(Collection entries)

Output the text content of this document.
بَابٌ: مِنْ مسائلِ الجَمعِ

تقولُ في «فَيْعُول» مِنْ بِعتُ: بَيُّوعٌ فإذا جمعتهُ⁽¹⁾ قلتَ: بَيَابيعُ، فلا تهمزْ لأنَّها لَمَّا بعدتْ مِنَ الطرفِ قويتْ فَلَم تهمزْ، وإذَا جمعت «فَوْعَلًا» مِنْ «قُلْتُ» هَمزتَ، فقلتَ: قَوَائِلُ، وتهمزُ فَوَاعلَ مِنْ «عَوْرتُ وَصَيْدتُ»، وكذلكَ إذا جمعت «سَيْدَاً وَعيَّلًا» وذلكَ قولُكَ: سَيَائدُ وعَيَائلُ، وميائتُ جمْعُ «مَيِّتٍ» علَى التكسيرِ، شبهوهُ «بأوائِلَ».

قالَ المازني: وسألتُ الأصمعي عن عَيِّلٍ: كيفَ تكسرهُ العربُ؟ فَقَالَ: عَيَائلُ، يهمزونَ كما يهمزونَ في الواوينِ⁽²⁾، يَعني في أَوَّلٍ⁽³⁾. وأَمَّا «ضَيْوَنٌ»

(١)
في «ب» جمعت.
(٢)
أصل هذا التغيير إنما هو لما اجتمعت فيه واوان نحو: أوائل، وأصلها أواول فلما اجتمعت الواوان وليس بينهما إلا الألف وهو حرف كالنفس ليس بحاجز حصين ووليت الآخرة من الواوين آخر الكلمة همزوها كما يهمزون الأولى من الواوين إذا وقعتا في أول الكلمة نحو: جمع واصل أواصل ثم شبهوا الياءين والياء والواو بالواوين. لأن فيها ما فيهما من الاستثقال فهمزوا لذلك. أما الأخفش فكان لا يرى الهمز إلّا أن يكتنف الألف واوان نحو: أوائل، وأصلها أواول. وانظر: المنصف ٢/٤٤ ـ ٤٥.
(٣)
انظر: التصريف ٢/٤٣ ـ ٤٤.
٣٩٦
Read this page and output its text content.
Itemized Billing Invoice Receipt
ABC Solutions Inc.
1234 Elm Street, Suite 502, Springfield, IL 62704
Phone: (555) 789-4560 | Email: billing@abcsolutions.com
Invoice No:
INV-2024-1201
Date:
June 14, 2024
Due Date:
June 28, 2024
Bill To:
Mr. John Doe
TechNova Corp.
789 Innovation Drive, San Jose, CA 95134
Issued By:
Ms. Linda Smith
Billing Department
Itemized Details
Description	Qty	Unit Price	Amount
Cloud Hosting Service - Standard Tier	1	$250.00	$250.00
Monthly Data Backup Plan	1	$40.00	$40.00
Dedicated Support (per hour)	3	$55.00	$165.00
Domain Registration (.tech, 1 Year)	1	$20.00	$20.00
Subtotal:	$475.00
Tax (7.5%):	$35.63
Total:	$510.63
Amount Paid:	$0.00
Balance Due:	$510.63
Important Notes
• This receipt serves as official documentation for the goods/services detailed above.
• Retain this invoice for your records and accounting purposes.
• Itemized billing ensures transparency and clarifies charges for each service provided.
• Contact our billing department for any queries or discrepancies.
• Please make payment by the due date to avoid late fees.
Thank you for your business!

*What the task asks*
Repeat every line of the records above exactly.

*Finished answer*
Output the text content of this document.
بَابٌ: مِنْ مسائلِ الجَمعِ

تقولُ في «فَيْعُول» مِنْ بِعتُ: بَيُّوعٌ فإذا جمعتهُ⁽¹⁾ قلتَ: بَيَابيعُ، فلا تهمزْ لأنَّها لَمَّا بعدتْ مِنَ الطرفِ قويتْ فَلَم تهمزْ، وإذَا جمعت «فَوْعَلًا» مِنْ «قُلْتُ» هَمزتَ، فقلتَ: قَوَائِلُ، وتهمزُ فَوَاعلَ مِنْ «عَوْرتُ وَصَيْدتُ»، وكذلكَ إذا جمعت «سَيْدَاً وَعيَّلًا» وذلكَ قولُكَ: سَيَائدُ وعَيَائلُ، وميائتُ جمْعُ «مَيِّتٍ» علَى التكسيرِ، شبهوهُ «بأوائِلَ».

قالَ المازني: وسألتُ الأصمعي عن عَيِّلٍ: كيفَ تكسرهُ العربُ؟ فَقَالَ: عَيَائلُ، يهمزونَ كما يهمزونَ في الواوينِ⁽²⁾، يَعني في أَوَّلٍ⁽³⁾. وأَمَّا «ضَيْوَنٌ»

(١)
في «ب» جمعت.
(٢)
أصل هذا التغيير إنما هو لما اجتمعت فيه واوان نحو: أوائل، وأصلها أواول فلما اجتمعت الواوان وليس بينهما إلا الألف وهو حرف كالنفس ليس بحاجز حصين ووليت الآخرة من الواوين آخر الكلمة همزوها كما يهمزون الأولى من الواوين إذا وقعتا في أول الكلمة نحو: جمع واصل أواصل ثم شبهوا الياءين والياء والواو بالواوين. لأن فيها ما فيهما من الاستثقال فهمزوا لذلك. أما الأخفش فكان لا يرى الهمز إلّا أن يكتنف الألف واوان نحو: أوائل، وأصلها أواول. وانظر: المنصف ٢/٤٤ ـ ٤٥.
(٣)
انظر: التصريف ٢/٤٣ ـ ٤٤.
٣٩٦
Read this page and output its text content.
Itemized Billing Invoice Receipt
ABC Solutions Inc.
1234 Elm Street, Suite 502, Springfield, IL 62704
Phone: (555) 789-4560 | Email: billing@abcsolutions.com
Invoice No:
INV-2024-1201
Date:
June 14, 2024
Due Date:
June 28, 2024
Bill To:
Mr. John Doe
TechNova Corp.
789 Innovation Drive, San Jose, CA 95134
Issued By:
Ms. Linda Smith
Billing Department
Itemized Details
Description	Qty	Unit Price	Amount
Cloud Hosting Service - Standard Tier	1	$250.00	$250.00
Monthly Data Backup Plan	1	$40.00	$40.00
Dedicated Support (per hour)	3	$55.00	$165.00
Domain Registration (.tech, 1 Year)	1	$20.00	$20.00
Subtotal:	$475.00
Tax (7.5%):	$35.63
Total:	$510.63
Amount Paid:	$0.00
Balance Due:	$510.63
Important Notes
• This receipt serves as official documentation for the goods/services detailed above.
• Retain this invoice for your records and accounting purposes.
• Itemized billing ensures transparency and clarifies charges for each service provided.
• Contact our billing department for any queries or discrepancies.
• Please make payment by the due date to avoid late fees.
Thank you for your business!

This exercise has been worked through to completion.